PROBLEM STATEMENT
Write out every entry exactly as it stands.

Data items
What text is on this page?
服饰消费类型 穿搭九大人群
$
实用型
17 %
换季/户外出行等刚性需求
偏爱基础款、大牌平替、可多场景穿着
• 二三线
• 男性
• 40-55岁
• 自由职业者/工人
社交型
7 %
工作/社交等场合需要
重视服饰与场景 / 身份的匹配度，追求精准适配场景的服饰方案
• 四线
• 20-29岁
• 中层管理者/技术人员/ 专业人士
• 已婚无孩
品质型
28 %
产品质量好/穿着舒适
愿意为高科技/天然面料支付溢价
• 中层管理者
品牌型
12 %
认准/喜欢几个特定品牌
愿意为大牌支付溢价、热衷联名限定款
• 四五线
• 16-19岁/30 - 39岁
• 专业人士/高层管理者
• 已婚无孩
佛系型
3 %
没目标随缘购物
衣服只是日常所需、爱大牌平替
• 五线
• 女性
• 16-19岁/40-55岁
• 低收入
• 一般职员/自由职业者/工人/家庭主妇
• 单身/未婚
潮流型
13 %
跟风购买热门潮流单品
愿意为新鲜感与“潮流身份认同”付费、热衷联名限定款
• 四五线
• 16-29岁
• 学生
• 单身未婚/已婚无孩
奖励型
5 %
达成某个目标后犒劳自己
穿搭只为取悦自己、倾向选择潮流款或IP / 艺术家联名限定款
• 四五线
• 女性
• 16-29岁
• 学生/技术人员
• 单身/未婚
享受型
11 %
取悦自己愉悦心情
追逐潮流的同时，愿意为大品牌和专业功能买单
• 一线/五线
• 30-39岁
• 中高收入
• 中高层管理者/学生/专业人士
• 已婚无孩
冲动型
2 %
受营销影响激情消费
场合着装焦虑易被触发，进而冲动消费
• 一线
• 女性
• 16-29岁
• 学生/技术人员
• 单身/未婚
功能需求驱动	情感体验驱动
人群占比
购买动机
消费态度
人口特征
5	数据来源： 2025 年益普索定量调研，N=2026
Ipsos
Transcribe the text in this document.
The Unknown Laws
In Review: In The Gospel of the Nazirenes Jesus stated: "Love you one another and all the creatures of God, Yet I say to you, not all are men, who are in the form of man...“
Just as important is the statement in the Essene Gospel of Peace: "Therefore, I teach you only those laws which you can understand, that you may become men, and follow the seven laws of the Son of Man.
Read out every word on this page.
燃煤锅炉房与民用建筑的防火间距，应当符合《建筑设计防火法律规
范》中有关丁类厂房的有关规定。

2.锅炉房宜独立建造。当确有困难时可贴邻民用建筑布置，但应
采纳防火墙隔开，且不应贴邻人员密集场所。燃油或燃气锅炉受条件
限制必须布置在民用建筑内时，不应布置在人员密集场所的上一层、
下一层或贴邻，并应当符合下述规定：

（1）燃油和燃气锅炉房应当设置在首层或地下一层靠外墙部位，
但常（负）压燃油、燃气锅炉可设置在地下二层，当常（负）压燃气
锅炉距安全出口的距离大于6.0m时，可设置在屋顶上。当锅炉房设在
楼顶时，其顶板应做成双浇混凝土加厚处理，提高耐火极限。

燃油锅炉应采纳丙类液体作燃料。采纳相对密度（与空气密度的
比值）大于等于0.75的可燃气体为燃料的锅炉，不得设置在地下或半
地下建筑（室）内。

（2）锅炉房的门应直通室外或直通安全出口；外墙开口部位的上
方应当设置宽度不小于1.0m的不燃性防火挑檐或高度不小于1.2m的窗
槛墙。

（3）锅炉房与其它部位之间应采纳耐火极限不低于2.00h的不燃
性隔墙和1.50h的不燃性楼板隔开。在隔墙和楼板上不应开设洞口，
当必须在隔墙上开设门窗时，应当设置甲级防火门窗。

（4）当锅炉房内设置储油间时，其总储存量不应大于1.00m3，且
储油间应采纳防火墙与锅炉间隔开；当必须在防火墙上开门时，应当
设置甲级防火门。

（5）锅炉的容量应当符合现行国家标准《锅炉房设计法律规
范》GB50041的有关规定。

ANSWER TO THE EXERCISE
What text is on this page?
服饰消费类型 穿搭九大人群
$
实用型
17 %
换季/户外出行等刚性需求
偏爱基础款、大牌平替、可多场景穿着
• 二三线
• 男性
• 40-55岁
• 自由职业者/工人
社交型
7 %
工作/社交等场合需要
重视服饰与场景 / 身份的匹配度，追求精准适配场景的服饰方案
• 四线
• 20-29岁
• 中层管理者/技术人员/ 专业人士
• 已婚无孩
品质型
28 %
产品质量好/穿着舒适
愿意为高科技/天然面料支付溢价
• 中层管理者
品牌型
12 %
认准/喜欢几个特定品牌
愿意为大牌支付溢价、热衷联名限定款
• 四五线
• 16-19岁/30 - 39岁
• 专业人士/高层管理者
• 已婚无孩
佛系型
3 %
没目标随缘购物
衣服只是日常所需、爱大牌平替
• 五线
• 女性
• 16-19岁/40-55岁
• 低收入
• 一般职员/自由职业者/工人/家庭主妇
• 单身/未婚
潮流型
13 %
跟风购买热门潮流单品
愿意为新鲜感与“潮流身份认同”付费、热衷联名限定款
• 四五线
• 16-29岁
• 学生
• 单身未婚/已婚无孩
奖励型
5 %
达成某个目标后犒劳自己
穿搭只为取悦自己、倾向选择潮流款或IP / 艺术家联名限定款
• 四五线
• 女性
• 16-29岁
• 学生/技术人员
• 单身/未婚
享受型
11 %
取悦自己愉悦心情
追逐潮流的同时，愿意为大品牌和专业功能买单
• 一线/五线
• 30-39岁
• 中高收入
• 中高层管理者/学生/专业人士
• 已婚无孩
冲动型
2 %
受营销影响激情消费
场合着装焦虑易被触发，进而冲动消费
• 一线
• 女性
• 16-29岁
• 学生/技术人员
• 单身/未婚
功能需求驱动	情感体验驱动
人群占比
购买动机
消费态度
人口特征
5	数据来源： 2025 年益普索定量调研，N=2026
Ipsos
Transcribe the text in this document.
The Unknown Laws
In Review: In The Gospel of the Nazirenes Jesus stated: "Love you one another and all the creatures of God, Yet I say to you, not all are men, who are in the form of man...“
Just as important is the statement in the Essene Gospel of Peace: "Therefore, I teach you only those laws which you can understand, that you may become men, and follow the seven laws of the Son of Man.
Read out every word on this page.
燃煤锅炉房与民用建筑的防火间距，应当符合《建筑设计防火法律规
范》中有关丁类厂房的有关规定。

2.锅炉房宜独立建造。当确有困难时可贴邻民用建筑布置，但应
采纳防火墙隔开，且不应贴邻人员密集场所。燃油或燃气锅炉受条件
限制必须布置在民用建筑内时，不应布置在人员密集场所的上一层、
下一层或贴邻，并应当符合下述规定：

（1）燃油和燃气锅炉房应当设置在首层或地下一层靠外墙部位，
但常（负）压燃油、燃气锅炉可设置在地下二层，当常（负）压燃气
锅炉距安全出口的距离大于6.0m时，可设置在屋顶上。当锅炉房设在
楼顶时，其顶板应做成双浇混凝土加厚处理，提高耐火极限。

燃油锅炉应采纳丙类液体作燃料。采纳相对密度（与空气密度的
比值）大于等于0.75的可燃气体为燃料的锅炉，不得设置在地下或半
地下建筑（室）内。

（2）锅炉房的门应直通室外或直通安全出口；外墙开口部位的上
方应当设置宽度不小于1.0m的不燃性防火挑檐或高度不小于1.2m的窗
槛墙。

（3）锅炉房与其它部位之间应采纳耐火极限不低于2.00h的不燃
性隔墙和1.50h的不燃性楼板隔开。在隔墙和楼板上不应开设洞口，
当必须在隔墙上开设门窗时，应当设置甲级防火门窗。

（4）当锅炉房内设置储油间时，其总储存量不应大于1.00m3，且
储油间应采纳防火墙与锅炉间隔开；当必须在防火墙上开门时，应当
设置甲级防火门。

（5）锅炉的容量应当符合现行国家标准《锅炉房设计法律规
范》GB50041的有关规定。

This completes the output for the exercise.